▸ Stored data
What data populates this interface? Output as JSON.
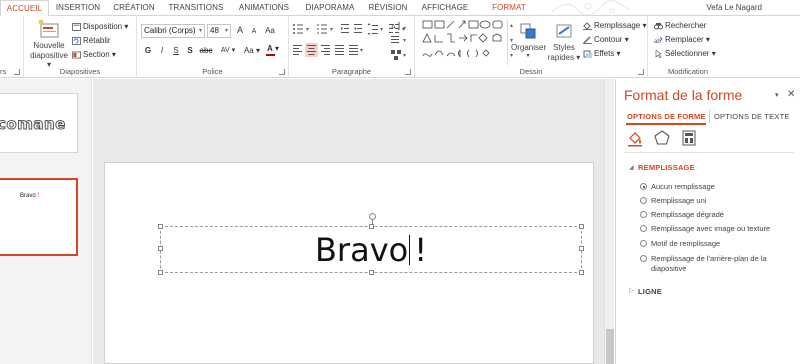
{
  "tabs": {
    "accueil": "ACCUEIL",
    "insertion": "INSERTION",
    "creation": "CRÉATION",
    "transitions": "TRANSITIONS",
    "animations": "ANIMATIONS",
    "diaporama": "DIAPORAMA",
    "revision": "RÉVISION",
    "affichage": "AFFICHAGE",
    "format": "FORMAT"
  },
  "user": {
    "name": "Vefa Le Nagard"
  },
  "ribbon": {
    "diapositives": {
      "label": "Diapositives",
      "nouvelle_line1": "Nouvelle",
      "nouvelle_line2": "diapositive",
      "disposition": "Disposition",
      "retablir": "Rétablir",
      "section": "Section"
    },
    "clipboard_cut_label": "rs",
    "police": {
      "label": "Police",
      "font_name": "Calibri (Corps)",
      "font_size": "48",
      "grow": "A",
      "shrink": "A",
      "clear": "Aa",
      "bold": "G",
      "italic": "I",
      "underline": "S",
      "strike": "S",
      "abc": "abc",
      "spacing": "AV",
      "case": "Aa",
      "font_color": "A"
    },
    "paragraphe": {
      "label": "Paragraphe"
    },
    "dessin": {
      "label": "Dessin",
      "organiser": "Organiser",
      "styles_line1": "Styles",
      "styles_line2": "rapides",
      "remplissage": "Remplissage",
      "contour": "Contour",
      "effets": "Effets"
    },
    "modification": {
      "label": "Modification",
      "rechercher": "Rechercher",
      "remplacer": "Remplacer",
      "selectionner": "Sélectionner"
    }
  },
  "thumbnails": {
    "slide1_text": "comane",
    "slide2_text_main": "Bravo",
    "slide2_text_excl": "!"
  },
  "slide": {
    "text_main": "Bravo",
    "text_excl": "!"
  },
  "pane": {
    "title": "Format de la forme",
    "tab_shape": "OPTIONS DE FORME",
    "tab_text": "OPTIONS DE TEXTE",
    "fill_section": "REMPLISSAGE",
    "fill_options": [
      {
        "label": "Aucun remplissage",
        "checked": true
      },
      {
        "label": "Remplissage uni",
        "checked": false
      },
      {
        "label": "Remplissage dégradé",
        "checked": false
      },
      {
        "label": "Remplissage avec image ou texture",
        "checked": false
      },
      {
        "label": "Motif de remplissage",
        "checked": false
      },
      {
        "label": "Remplissage de l'arrière-plan de la diapositive",
        "checked": false
      }
    ],
    "line_section": "LIGNE"
  },
  "colors": {
    "accent": "#d24726",
    "font_color_bar": "#c00000"
  }
}
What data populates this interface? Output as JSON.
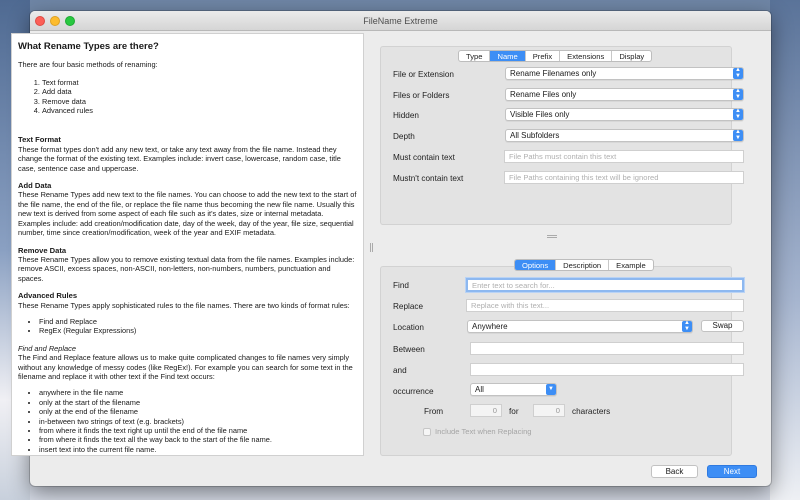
{
  "app": {
    "title": "FileName Extreme"
  },
  "doc": {
    "title": "What Rename Types are there?",
    "intro": "There are four basic methods of renaming:",
    "methods": [
      "Text format",
      "Add data",
      "Remove data",
      "Advanced rules"
    ],
    "sections": [
      {
        "heading": "Text Format",
        "body": "These format types don't add any new text, or take any text away from the file name. Instead they change the format of the existing text. Examples include: invert case, lowercase, random case, title case, sentence case and uppercase."
      },
      {
        "heading": "Add Data",
        "body": "These Rename Types add new text to the file names. You can choose to add the new text to the start of the file name, the end of the file, or replace the file name thus becoming the new file name. Usually this new text is derived from some aspect of each file such as it's dates, size or internal metadata. Examples include: add creation/modification date, day of the week, day of the year, file size, sequential number, time since creation/modification, week of the year and EXIF metadata."
      },
      {
        "heading": "Remove Data",
        "body": "These Rename Types allow you to remove existing textual data from the file names. Examples include: remove ASCII, excess spaces, non-ASCII, non-letters, non-numbers, numbers, punctuation and spaces."
      },
      {
        "heading": "Advanced Rules",
        "body": "These Rename Types apply sophisticated rules to the file names. There are two kinds of format rules:"
      }
    ],
    "rule_kinds": [
      "Find and Replace",
      "RegEx (Regular Expressions)"
    ],
    "find_replace_heading": "Find and Replace",
    "find_replace_body": "The Find and Replace feature allows us to make quite complicated changes to file names very simply without any knowledge of messy codes (like RegEx!). For example you can search for some text in the filename and replace it with other text if the Find text occurs:",
    "find_positions": [
      "anywhere in the file name",
      "only at the start of the filename",
      "only at the end of the filename",
      "in-between two strings of text (e.g. brackets)",
      "from where it finds the text right up until the end of the file name",
      "from where it finds the text all the way back to the start of the file name.",
      "insert text into the current file name."
    ]
  },
  "top_tabs": [
    "Type",
    "Name",
    "Prefix",
    "Extensions",
    "Display"
  ],
  "top_active_tab": "Name",
  "name_panel": {
    "file_or_extension": {
      "label": "File or Extension",
      "value": "Rename Filenames only"
    },
    "files_or_folders": {
      "label": "Files or Folders",
      "value": "Rename Files only"
    },
    "hidden": {
      "label": "Hidden",
      "value": "Visible Files only"
    },
    "depth": {
      "label": "Depth",
      "value": "All Subfolders"
    },
    "must_contain": {
      "label": "Must contain text",
      "placeholder": "File Paths must contain this text"
    },
    "mustnt_contain": {
      "label": "Mustn't contain text",
      "placeholder": "File Paths containing this text will be ignored"
    }
  },
  "bottom_tabs": [
    "Options",
    "Description",
    "Example"
  ],
  "bottom_active_tab": "Options",
  "options_panel": {
    "find": {
      "label": "Find",
      "placeholder": "Enter text to search for..."
    },
    "replace": {
      "label": "Replace",
      "placeholder": "Replace with this text..."
    },
    "location": {
      "label": "Location",
      "value": "Anywhere"
    },
    "swap_label": "Swap",
    "between_label": "Between",
    "and_label": "and",
    "occurrence": {
      "label": "occurrence",
      "value": "All"
    },
    "from_label": "From",
    "from_value": "0",
    "for_label": "for",
    "for_value": "0",
    "characters_label": "characters",
    "include_text_label": "Include Text when Replacing"
  },
  "footer": {
    "back_label": "Back",
    "next_label": "Next"
  },
  "colors": {
    "accent": "#3d8ef5",
    "window_bg": "#ececec",
    "panel_bg": "#e3e3e3"
  }
}
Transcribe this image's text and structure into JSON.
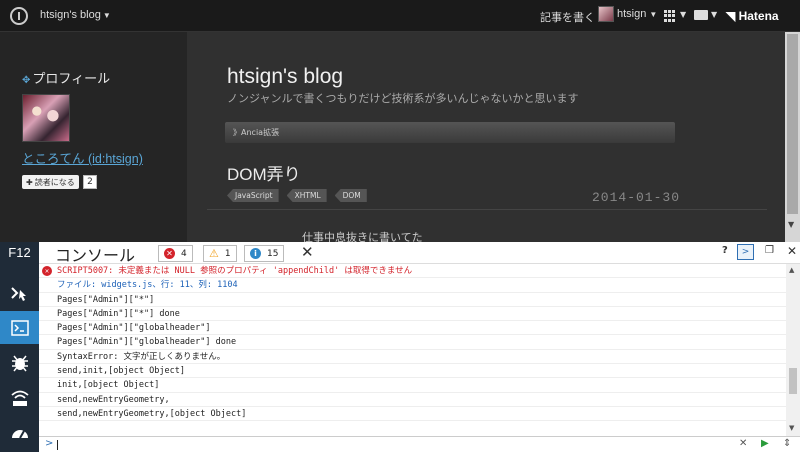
{
  "topbar": {
    "blog_switch": "htsign's blog",
    "write_link": "記事を書く",
    "user_name": "htsign",
    "hatena_logo": "Hatena"
  },
  "sidebar": {
    "profile_heading": "プロフィール",
    "profile_name": "ところてん (id:htsign)",
    "subscribe_label": "読者になる",
    "subscriber_count": "2"
  },
  "main": {
    "blog_title": "htsign's blog",
    "blog_description": "ノンジャンルで書くつもりだけど技術系が多いんじゃないかと思います",
    "breadcrumb": "》Ancia拡張",
    "entry_title": "DOM弄り",
    "tags": [
      "JavaScript",
      "XHTML",
      "DOM"
    ],
    "entry_date": "2014-01-30",
    "entry_body": "仕事中息抜きに書いてた"
  },
  "devtools": {
    "f12_label": "F12",
    "console_title": "コンソール",
    "error_count": "4",
    "warning_count": "1",
    "info_count": "15",
    "help_label": "?",
    "log": [
      {
        "type": "error",
        "text": "SCRIPT5007: 未定義または NULL 参照のプロパティ 'appendChild' は取得できません"
      },
      {
        "type": "link",
        "text": "ファイル: widgets.js、行: 11、列: 1104"
      },
      {
        "type": "log",
        "text": "Pages[\"Admin\"][\"*\"]"
      },
      {
        "type": "log",
        "text": "Pages[\"Admin\"][\"*\"] done"
      },
      {
        "type": "log",
        "text": "Pages[\"Admin\"][\"globalheader\"]"
      },
      {
        "type": "log",
        "text": "Pages[\"Admin\"][\"globalheader\"] done"
      },
      {
        "type": "log",
        "text": "SyntaxError: 文字が正しくありません。"
      },
      {
        "type": "log",
        "text": "send,init,[object Object]"
      },
      {
        "type": "log",
        "text": "init,[object Object]"
      },
      {
        "type": "log",
        "text": "send,newEntryGeometry,"
      },
      {
        "type": "log",
        "text": "send,newEntryGeometry,[object Object]"
      }
    ],
    "colors": {
      "error": "#d3232b",
      "warning": "#f0a020",
      "info": "#2f88c8",
      "sidebar": "#1f2b38"
    }
  }
}
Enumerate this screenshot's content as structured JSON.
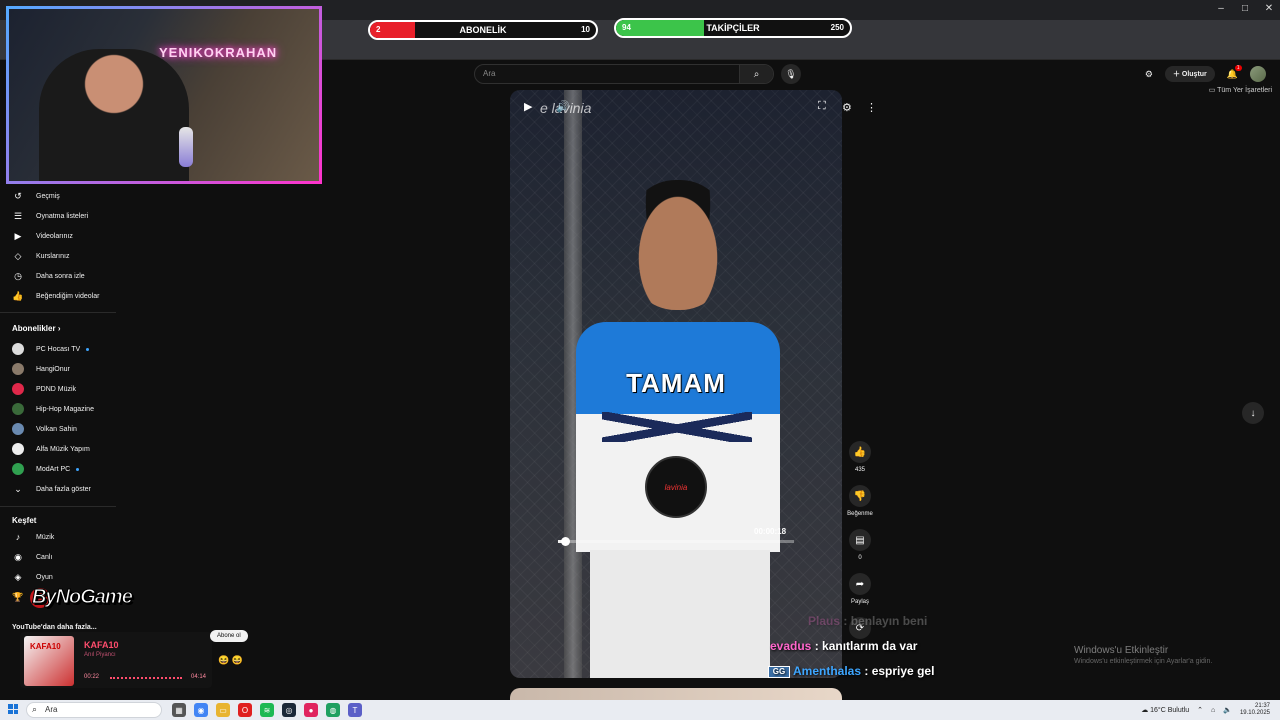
{
  "browser": {
    "window_controls": [
      "–",
      "□",
      "✕"
    ],
    "bookmarks_label": "Tüm Yer İşaretleri"
  },
  "overlays": {
    "subscribers": {
      "label": "ABONELİK",
      "current": "2",
      "target": "10",
      "progress": 0.2,
      "color": "#e8202a"
    },
    "followers": {
      "label": "TAKİPÇİLER",
      "current": "94",
      "target": "250",
      "progress": 0.376,
      "color": "#3cc44a"
    }
  },
  "youtube": {
    "search_placeholder": "Ara",
    "create_label": "Oluştur",
    "notification_count": "1"
  },
  "webcam": {
    "neon_sign": "YENIKOKRAHAN"
  },
  "sidebar": {
    "you_items": [
      {
        "label": "Geçmiş",
        "icon": "history-icon"
      },
      {
        "label": "Oynatma listeleri",
        "icon": "playlist-icon"
      },
      {
        "label": "Videolarınız",
        "icon": "your-videos-icon"
      },
      {
        "label": "Kurslarınız",
        "icon": "courses-icon"
      },
      {
        "label": "Daha sonra izle",
        "icon": "watch-later-icon"
      },
      {
        "label": "Beğendiğim videolar",
        "icon": "liked-icon"
      }
    ],
    "subscriptions_title": "Abonelikler",
    "channels": [
      {
        "label": "PC Hocası TV",
        "color": "#dddddd",
        "live": true
      },
      {
        "label": "HangiOnur",
        "color": "#8a7a6a",
        "live": false
      },
      {
        "label": "PDND Müzik",
        "color": "#e0284a",
        "live": false
      },
      {
        "label": "Hip-Hop Magazine",
        "color": "#3a6a3a",
        "live": false
      },
      {
        "label": "Volkan Sahin",
        "color": "#6a8ab0",
        "live": false
      },
      {
        "label": "Alfa Müzik Yapım",
        "color": "#eeeeee",
        "live": false
      },
      {
        "label": "ModArt PC",
        "color": "#30a050",
        "live": true
      }
    ],
    "show_more": "Daha fazla göster",
    "explore_title": "Keşfet",
    "explore_items": [
      {
        "label": "Müzik",
        "icon": "music-icon"
      },
      {
        "label": "Canlı",
        "icon": "live-icon"
      },
      {
        "label": "Oyun",
        "icon": "gaming-icon"
      }
    ],
    "more_from_youtube": "YouTube'dan daha fazla..."
  },
  "watermark": "ByNoGame",
  "music_widget": {
    "art_text": "KAFA10",
    "title": "KAFA10",
    "artist": "Anıl Piyancı",
    "elapsed": "00:22",
    "duration": "04:14",
    "progress": 0.087
  },
  "subscribe_tooltip": "Abone ol",
  "short": {
    "channel_name": "e lavinia",
    "caption": "TAMAM",
    "badge_text": "lavinia",
    "timestamp": "00:00:18",
    "progress": 0.03,
    "likes": "435",
    "dislike_label": "Beğenme",
    "comments": "0",
    "share_label": "Paylaş"
  },
  "chat": [
    {
      "user": "Plaus",
      "message": "benlayın beni",
      "faded": true
    },
    {
      "user": "evadus",
      "message": "kanıtlarım da var",
      "faded": false
    },
    {
      "user": "Amenthalas",
      "message": "espriye gel",
      "faded": false,
      "emote": "GG"
    }
  ],
  "windows_activation": {
    "title": "Windows'u Etkinleştir",
    "subtitle": "Windows'u etkinleştirmek için Ayarlar'a gidin."
  },
  "taskbar": {
    "search_placeholder": "Ara",
    "weather": "16°C  Bulutlu",
    "time": "21:37",
    "date": "19.10.2025"
  }
}
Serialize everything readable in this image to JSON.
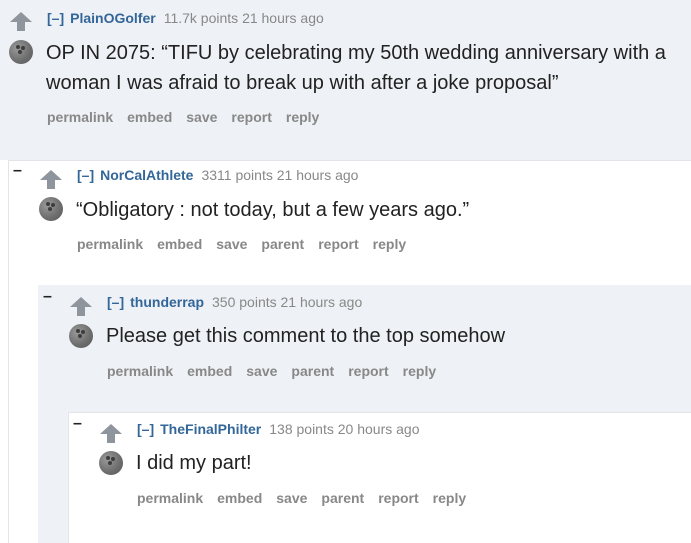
{
  "comments": [
    {
      "author": "PlainOGolfer",
      "toggle": "[–]",
      "points": "11.7k points",
      "time": "21 hours ago",
      "body": "OP IN 2075: “TIFU by celebrating my 50th wedding anniversary with a woman I was afraid to break up with after a joke proposal”",
      "buttons": [
        "permalink",
        "embed",
        "save",
        "report",
        "reply"
      ]
    },
    {
      "author": "NorCalAthlete",
      "toggle": "[–]",
      "points": "3311 points",
      "time": "21 hours ago",
      "body": "“Obligatory : not today, but a few years ago.”",
      "buttons": [
        "permalink",
        "embed",
        "save",
        "parent",
        "report",
        "reply"
      ]
    },
    {
      "author": "thunderrap",
      "toggle": "[–]",
      "points": "350 points",
      "time": "21 hours ago",
      "body": "Please get this comment to the top somehow",
      "buttons": [
        "permalink",
        "embed",
        "save",
        "parent",
        "report",
        "reply"
      ]
    },
    {
      "author": "TheFinalPhilter",
      "toggle": "[–]",
      "points": "138 points",
      "time": "20 hours ago",
      "body": "I did my part!",
      "buttons": [
        "permalink",
        "embed",
        "save",
        "parent",
        "report",
        "reply"
      ]
    }
  ],
  "collapse_symbol": "–",
  "colors": {
    "author": "#336699",
    "meta": "#888888",
    "panel_gray": "#eef1f5"
  }
}
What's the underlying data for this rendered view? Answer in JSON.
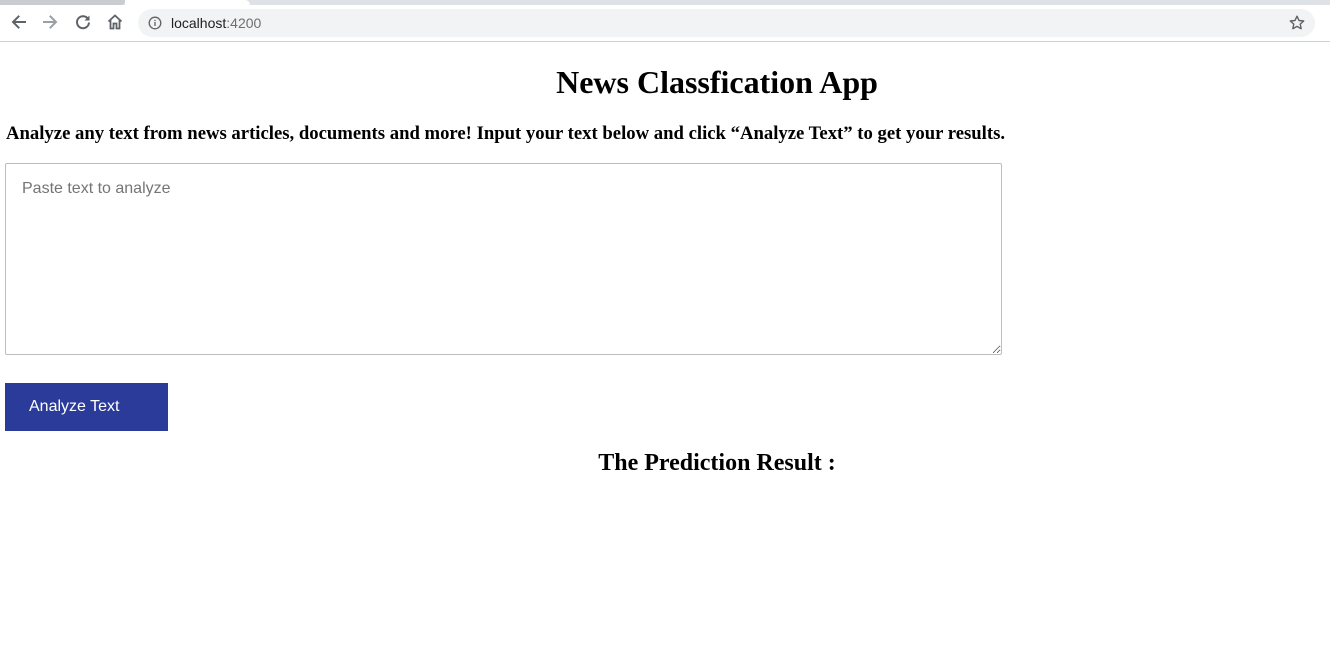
{
  "browser": {
    "url_host": "localhost",
    "url_port": ":4200",
    "icons": {
      "back": "back-arrow-icon",
      "forward": "forward-arrow-icon",
      "reload": "reload-icon",
      "home": "home-icon",
      "info": "info-icon",
      "bookmark": "star-icon"
    }
  },
  "page": {
    "title": "News Classfication App",
    "intro": "Analyze any text from news articles, documents and more! Input your text below and click “Analyze Text” to get your results.",
    "text_input": {
      "placeholder": "Paste text to analyze",
      "value": ""
    },
    "analyze_button_label": "Analyze Text",
    "result_heading": "The Prediction Result :",
    "colors": {
      "button_background": "#2b3b9a",
      "button_text": "#ffffff"
    }
  }
}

▸ Prompt
Copy whichever lines in the listing above contain the word "finds".

▸ Answer for the task
      "from where it finds the text right up until the end of the file name",
      "from where it finds the text all the way back to the start of the file name.",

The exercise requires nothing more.